Materials provided ::
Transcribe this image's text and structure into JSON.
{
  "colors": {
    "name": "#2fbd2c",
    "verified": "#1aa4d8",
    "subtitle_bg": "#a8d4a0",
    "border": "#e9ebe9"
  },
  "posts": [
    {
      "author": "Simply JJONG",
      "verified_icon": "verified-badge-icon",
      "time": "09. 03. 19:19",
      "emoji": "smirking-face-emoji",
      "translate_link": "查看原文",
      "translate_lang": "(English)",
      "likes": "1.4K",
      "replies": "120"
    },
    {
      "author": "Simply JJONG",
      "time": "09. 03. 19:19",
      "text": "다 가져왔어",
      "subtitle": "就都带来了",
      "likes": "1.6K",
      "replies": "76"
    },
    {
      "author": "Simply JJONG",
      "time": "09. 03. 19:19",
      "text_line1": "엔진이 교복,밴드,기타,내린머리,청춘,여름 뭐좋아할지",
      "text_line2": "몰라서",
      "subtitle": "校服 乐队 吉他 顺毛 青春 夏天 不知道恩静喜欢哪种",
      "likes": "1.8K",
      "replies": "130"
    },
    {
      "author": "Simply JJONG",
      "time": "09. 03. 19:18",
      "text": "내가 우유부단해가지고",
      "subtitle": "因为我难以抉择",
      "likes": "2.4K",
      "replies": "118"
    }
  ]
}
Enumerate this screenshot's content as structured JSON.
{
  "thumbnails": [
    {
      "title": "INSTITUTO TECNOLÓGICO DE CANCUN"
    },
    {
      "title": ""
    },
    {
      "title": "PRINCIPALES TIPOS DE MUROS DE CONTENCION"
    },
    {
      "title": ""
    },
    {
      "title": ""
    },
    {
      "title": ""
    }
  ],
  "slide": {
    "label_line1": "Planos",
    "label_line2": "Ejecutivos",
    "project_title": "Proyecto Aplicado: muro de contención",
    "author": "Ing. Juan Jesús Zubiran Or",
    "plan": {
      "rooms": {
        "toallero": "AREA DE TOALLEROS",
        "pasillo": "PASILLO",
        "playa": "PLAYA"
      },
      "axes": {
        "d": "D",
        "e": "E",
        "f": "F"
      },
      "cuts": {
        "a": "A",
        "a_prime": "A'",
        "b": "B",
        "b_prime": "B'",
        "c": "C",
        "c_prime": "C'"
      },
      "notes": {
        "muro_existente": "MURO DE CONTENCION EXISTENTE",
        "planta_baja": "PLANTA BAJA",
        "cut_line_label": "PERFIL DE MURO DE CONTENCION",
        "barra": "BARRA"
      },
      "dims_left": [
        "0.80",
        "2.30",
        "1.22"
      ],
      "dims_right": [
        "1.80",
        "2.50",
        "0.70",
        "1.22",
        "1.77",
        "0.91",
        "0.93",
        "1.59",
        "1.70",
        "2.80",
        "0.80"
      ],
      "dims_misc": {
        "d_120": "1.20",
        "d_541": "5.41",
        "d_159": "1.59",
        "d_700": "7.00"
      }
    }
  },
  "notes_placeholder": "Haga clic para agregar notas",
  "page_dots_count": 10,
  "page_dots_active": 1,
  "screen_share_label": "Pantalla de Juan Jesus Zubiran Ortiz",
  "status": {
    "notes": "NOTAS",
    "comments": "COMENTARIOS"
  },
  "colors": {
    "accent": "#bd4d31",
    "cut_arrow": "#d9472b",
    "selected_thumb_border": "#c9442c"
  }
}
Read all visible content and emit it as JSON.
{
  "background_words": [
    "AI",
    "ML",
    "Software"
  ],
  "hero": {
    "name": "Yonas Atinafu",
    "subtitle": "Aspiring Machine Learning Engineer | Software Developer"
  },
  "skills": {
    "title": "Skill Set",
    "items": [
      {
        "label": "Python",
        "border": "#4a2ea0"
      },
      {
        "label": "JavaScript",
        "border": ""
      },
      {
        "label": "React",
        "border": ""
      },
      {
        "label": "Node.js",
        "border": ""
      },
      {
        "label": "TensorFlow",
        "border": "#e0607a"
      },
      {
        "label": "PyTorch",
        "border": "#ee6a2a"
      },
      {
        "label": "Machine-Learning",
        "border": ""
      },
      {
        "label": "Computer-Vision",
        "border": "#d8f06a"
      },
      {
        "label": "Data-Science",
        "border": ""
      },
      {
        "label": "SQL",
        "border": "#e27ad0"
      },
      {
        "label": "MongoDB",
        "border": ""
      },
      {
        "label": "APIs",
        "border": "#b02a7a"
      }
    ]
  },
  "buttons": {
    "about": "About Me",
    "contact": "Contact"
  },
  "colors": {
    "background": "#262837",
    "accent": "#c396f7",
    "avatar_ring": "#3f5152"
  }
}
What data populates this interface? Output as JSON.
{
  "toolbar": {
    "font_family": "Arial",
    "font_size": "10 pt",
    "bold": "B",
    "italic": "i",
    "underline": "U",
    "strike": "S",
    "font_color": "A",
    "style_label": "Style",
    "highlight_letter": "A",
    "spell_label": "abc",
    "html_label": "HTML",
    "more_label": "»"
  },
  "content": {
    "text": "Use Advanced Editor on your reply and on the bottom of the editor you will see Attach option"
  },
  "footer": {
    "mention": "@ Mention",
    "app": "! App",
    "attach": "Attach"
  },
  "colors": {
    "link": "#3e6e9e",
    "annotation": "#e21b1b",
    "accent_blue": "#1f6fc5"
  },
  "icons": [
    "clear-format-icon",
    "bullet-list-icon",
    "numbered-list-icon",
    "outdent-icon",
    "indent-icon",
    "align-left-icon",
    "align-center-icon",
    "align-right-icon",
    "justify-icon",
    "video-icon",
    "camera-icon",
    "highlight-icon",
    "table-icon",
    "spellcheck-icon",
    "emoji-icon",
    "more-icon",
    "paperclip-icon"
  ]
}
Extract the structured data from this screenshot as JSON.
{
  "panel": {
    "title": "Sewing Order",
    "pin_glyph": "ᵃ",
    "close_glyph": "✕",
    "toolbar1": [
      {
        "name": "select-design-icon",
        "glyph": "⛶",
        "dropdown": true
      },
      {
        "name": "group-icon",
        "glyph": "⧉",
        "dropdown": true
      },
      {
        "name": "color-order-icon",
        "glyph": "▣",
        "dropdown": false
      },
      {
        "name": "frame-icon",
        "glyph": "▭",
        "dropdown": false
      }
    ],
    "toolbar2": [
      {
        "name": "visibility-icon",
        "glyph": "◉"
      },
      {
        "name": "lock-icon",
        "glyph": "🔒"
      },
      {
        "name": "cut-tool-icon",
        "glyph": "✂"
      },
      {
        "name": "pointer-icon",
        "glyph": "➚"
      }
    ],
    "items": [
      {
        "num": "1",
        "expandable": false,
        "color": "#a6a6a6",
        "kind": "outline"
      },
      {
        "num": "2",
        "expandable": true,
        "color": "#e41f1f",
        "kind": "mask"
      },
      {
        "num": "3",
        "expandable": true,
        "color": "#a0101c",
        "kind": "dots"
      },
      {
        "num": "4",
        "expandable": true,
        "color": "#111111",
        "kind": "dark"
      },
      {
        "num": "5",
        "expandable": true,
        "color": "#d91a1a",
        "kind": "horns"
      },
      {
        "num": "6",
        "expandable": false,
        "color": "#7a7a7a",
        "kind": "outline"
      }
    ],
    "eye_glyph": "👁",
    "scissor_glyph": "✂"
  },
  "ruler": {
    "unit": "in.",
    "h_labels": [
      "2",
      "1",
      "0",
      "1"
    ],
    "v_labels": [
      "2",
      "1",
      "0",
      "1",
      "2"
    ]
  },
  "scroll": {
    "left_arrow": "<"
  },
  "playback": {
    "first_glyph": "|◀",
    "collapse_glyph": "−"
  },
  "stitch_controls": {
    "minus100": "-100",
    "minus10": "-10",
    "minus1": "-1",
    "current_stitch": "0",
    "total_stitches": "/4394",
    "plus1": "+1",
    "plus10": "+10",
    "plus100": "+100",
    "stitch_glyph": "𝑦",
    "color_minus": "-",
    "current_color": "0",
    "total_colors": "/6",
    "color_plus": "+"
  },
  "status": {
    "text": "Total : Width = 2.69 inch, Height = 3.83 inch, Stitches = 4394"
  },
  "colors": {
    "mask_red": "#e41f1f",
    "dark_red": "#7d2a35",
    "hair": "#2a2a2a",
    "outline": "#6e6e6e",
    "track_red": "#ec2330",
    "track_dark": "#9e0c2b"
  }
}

Problem details :: Identify the lines above that contain the word "content", then copy them.

Answer to the task ::
Enumerate this screenshot's content as structured JSON.
Read all visible content and emit it as JSON.
  "content": {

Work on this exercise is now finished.